EXERCISE BRIEF
Put each line of the listing below into a JSON array of strings, one string per line, with blank lines omitted.

ENTRIES SUPPLIED
★ ★ ★ ★ ★
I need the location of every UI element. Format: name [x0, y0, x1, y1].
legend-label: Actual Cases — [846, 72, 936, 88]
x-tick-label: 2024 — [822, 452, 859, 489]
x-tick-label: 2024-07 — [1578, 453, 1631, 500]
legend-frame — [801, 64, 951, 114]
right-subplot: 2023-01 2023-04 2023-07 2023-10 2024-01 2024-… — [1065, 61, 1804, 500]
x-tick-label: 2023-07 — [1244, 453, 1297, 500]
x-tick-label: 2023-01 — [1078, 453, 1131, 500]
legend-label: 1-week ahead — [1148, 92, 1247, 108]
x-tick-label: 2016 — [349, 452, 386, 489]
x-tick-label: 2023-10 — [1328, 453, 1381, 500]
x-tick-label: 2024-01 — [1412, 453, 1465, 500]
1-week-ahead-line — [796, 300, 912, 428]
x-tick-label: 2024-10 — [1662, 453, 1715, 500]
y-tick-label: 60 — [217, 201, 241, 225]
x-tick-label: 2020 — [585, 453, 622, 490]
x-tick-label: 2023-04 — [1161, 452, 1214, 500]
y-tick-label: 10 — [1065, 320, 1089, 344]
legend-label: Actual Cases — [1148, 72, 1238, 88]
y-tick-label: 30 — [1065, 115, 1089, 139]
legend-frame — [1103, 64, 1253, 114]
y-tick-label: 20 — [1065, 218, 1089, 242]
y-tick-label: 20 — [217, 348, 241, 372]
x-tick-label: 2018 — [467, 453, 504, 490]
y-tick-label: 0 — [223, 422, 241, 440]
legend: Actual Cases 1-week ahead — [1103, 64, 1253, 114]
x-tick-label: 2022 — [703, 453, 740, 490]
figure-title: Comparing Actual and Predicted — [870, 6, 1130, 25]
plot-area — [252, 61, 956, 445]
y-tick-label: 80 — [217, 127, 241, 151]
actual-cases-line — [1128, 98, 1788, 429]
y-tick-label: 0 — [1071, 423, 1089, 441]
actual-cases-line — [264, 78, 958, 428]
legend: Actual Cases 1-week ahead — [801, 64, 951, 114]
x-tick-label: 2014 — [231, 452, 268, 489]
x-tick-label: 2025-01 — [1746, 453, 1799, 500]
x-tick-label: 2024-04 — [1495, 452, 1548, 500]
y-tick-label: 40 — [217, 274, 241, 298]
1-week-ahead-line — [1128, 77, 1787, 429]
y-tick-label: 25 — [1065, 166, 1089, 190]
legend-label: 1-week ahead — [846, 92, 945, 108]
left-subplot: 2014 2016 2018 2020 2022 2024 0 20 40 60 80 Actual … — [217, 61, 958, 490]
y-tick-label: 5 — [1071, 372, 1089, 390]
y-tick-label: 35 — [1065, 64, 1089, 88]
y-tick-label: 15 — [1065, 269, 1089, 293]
★ ★ ★ ★ ★
TASK OUTPUT
[
  "I need the location of every UI element. Format: name [x0, y0, x1, y1].",
  "legend-label: Actual Cases — [846, 72, 936, 88]",
  "x-tick-label: 2024 — [822, 452, 859, 489]",
  "x-tick-label: 2024-07 — [1578, 453, 1631, 500]",
  "legend-frame — [801, 64, 951, 114]",
  "right-subplot: 2023-01 2023-04 2023-07 2023-10 2024-01 2024-… — [1065, 61, 1804, 500]",
  "x-tick-label: 2023-07 — [1244, 453, 1297, 500]",
  "x-tick-label: 2023-01 — [1078, 453, 1131, 500]",
  "legend-label: 1-week ahead — [1148, 92, 1247, 108]",
  "x-tick-label: 2016 — [349, 452, 386, 489]",
  "x-tick-label: 2023-10 — [1328, 453, 1381, 500]",
  "x-tick-label: 2024-01 — [1412, 453, 1465, 500]",
  "1-week-ahead-line — [796, 300, 912, 428]",
  "x-tick-label: 2024-10 — [1662, 453, 1715, 500]",
  "y-tick-label: 60 — [217, 201, 241, 225]",
  "x-tick-label: 2020 — [585, 453, 622, 490]",
  "x-tick-label: 2023-04 — [1161, 452, 1214, 500]",
  "y-tick-label: 10 — [1065, 320, 1089, 344]",
  "legend-label: Actual Cases — [1148, 72, 1238, 88]",
  "y-tick-label: 30 — [1065, 115, 1089, 139]",
  "legend-frame — [1103, 64, 1253, 114]",
  "y-tick-label: 20 — [1065, 218, 1089, 242]",
  "y-tick-label: 20 — [217, 348, 241, 372]",
  "x-tick-label: 2018 — [467, 453, 504, 490]",
  "y-tick-label: 0 — [223, 422, 241, 440]",
  "legend: Actual Cases 1-week ahead — [1103, 64, 1253, 114]",
  "x-tick-label: 2022 — [703, 453, 740, 490]",
  "figure-title: Comparing Actual and Predicted — [870, 6, 1130, 25]",
  "plot-area — [252, 61, 956, 445]",
  "y-tick-label: 80 — [217, 127, 241, 151]",
  "actual-cases-line — [1128, 98, 1788, 429]",
  "y-tick-label: 0 — [1071, 423, 1089, 441]",
  "actual-cases-line — [264, 78, 958, 428]",
  "legend: Actual Cases 1-week ahead — [801, 64, 951, 114]",
  "x-tick-label: 2014 — [231, 452, 268, 489]",
  "x-tick-label: 2025-01 — [1746, 453, 1799, 500]",
  "x-tick-label: 2024-04 — [1495, 452, 1548, 500]",
  "y-tick-label: 40 — [217, 274, 241, 298]",
  "1-week-ahead-line — [1128, 77, 1787, 429]",
  "y-tick-label: 25 — [1065, 166, 1089, 190]",
  "legend-label: 1-week ahead — [846, 92, 945, 108]",
  "left-subplot: 2014 2016 2018 2020 2022 2024 0 20 40 60 80 Actual … — [217, 61, 958, 490]",
  "y-tick-label: 5 — [1071, 372, 1089, 390]",
  "y-tick-label: 35 — [1065, 64, 1089, 88]",
  "y-tick-label: 15 — [1065, 269, 1089, 293]"
]